-- Start of SUPPLIED DATA --

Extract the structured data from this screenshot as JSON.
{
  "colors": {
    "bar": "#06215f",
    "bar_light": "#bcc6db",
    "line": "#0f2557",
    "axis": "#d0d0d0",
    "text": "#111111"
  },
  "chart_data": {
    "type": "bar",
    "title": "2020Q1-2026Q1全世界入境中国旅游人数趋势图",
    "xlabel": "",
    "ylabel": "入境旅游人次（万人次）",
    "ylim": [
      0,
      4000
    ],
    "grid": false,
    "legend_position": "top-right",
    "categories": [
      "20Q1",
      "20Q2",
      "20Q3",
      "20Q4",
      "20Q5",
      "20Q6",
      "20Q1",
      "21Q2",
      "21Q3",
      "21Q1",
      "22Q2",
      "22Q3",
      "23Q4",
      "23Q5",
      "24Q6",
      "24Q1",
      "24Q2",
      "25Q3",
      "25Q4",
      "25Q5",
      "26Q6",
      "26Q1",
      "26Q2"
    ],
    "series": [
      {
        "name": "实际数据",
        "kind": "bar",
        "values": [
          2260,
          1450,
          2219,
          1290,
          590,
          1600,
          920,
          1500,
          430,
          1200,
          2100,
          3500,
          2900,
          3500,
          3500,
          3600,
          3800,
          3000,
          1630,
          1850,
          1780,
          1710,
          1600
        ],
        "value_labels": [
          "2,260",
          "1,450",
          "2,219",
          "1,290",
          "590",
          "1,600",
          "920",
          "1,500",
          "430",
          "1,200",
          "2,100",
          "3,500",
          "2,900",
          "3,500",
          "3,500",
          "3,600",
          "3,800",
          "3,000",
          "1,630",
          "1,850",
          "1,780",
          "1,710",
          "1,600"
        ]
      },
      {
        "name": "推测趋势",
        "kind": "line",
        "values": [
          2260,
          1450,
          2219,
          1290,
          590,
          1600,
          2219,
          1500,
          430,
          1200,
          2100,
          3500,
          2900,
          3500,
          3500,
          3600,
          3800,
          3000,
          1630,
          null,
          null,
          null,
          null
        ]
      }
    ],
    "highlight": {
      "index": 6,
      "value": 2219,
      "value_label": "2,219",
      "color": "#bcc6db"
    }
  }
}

-- End of SUPPLIED DATA --

THE REQUEST: Transcribe all of the entries without altering anything.

THE RESULT:
Extract the structured data from this screenshot as JSON.
{
  "colors": {
    "bar": "#06215f",
    "bar_light": "#bcc6db",
    "line": "#0f2557",
    "axis": "#d0d0d0",
    "text": "#111111"
  },
  "chart_data": {
    "type": "bar",
    "title": "2020Q1-2026Q1全世界入境中国旅游人数趋势图",
    "xlabel": "",
    "ylabel": "入境旅游人次（万人次）",
    "ylim": [
      0,
      4000
    ],
    "grid": false,
    "legend_position": "top-right",
    "categories": [
      "20Q1",
      "20Q2",
      "20Q3",
      "20Q4",
      "20Q5",
      "20Q6",
      "20Q1",
      "21Q2",
      "21Q3",
      "21Q1",
      "22Q2",
      "22Q3",
      "23Q4",
      "23Q5",
      "24Q6",
      "24Q1",
      "24Q2",
      "25Q3",
      "25Q4",
      "25Q5",
      "26Q6",
      "26Q1",
      "26Q2"
    ],
    "series": [
      {
        "name": "实际数据",
        "kind": "bar",
        "values": [
          2260,
          1450,
          2219,
          1290,
          590,
          1600,
          920,
          1500,
          430,
          1200,
          2100,
          3500,
          2900,
          3500,
          3500,
          3600,
          3800,
          3000,
          1630,
          1850,
          1780,
          1710,
          1600
        ],
        "value_labels": [
          "2,260",
          "1,450",
          "2,219",
          "1,290",
          "590",
          "1,600",
          "920",
          "1,500",
          "430",
          "1,200",
          "2,100",
          "3,500",
          "2,900",
          "3,500",
          "3,500",
          "3,600",
          "3,800",
          "3,000",
          "1,630",
          "1,850",
          "1,780",
          "1,710",
          "1,600"
        ]
      },
      {
        "name": "推测趋势",
        "kind": "line",
        "values": [
          2260,
          1450,
          2219,
          1290,
          590,
          1600,
          2219,
          1500,
          430,
          1200,
          2100,
          3500,
          2900,
          3500,
          3500,
          3600,
          3800,
          3000,
          1630,
          null,
          null,
          null,
          null
        ]
      }
    ],
    "highlight": {
      "index": 6,
      "value": 2219,
      "value_label": "2,219",
      "color": "#bcc6db"
    }
  }
}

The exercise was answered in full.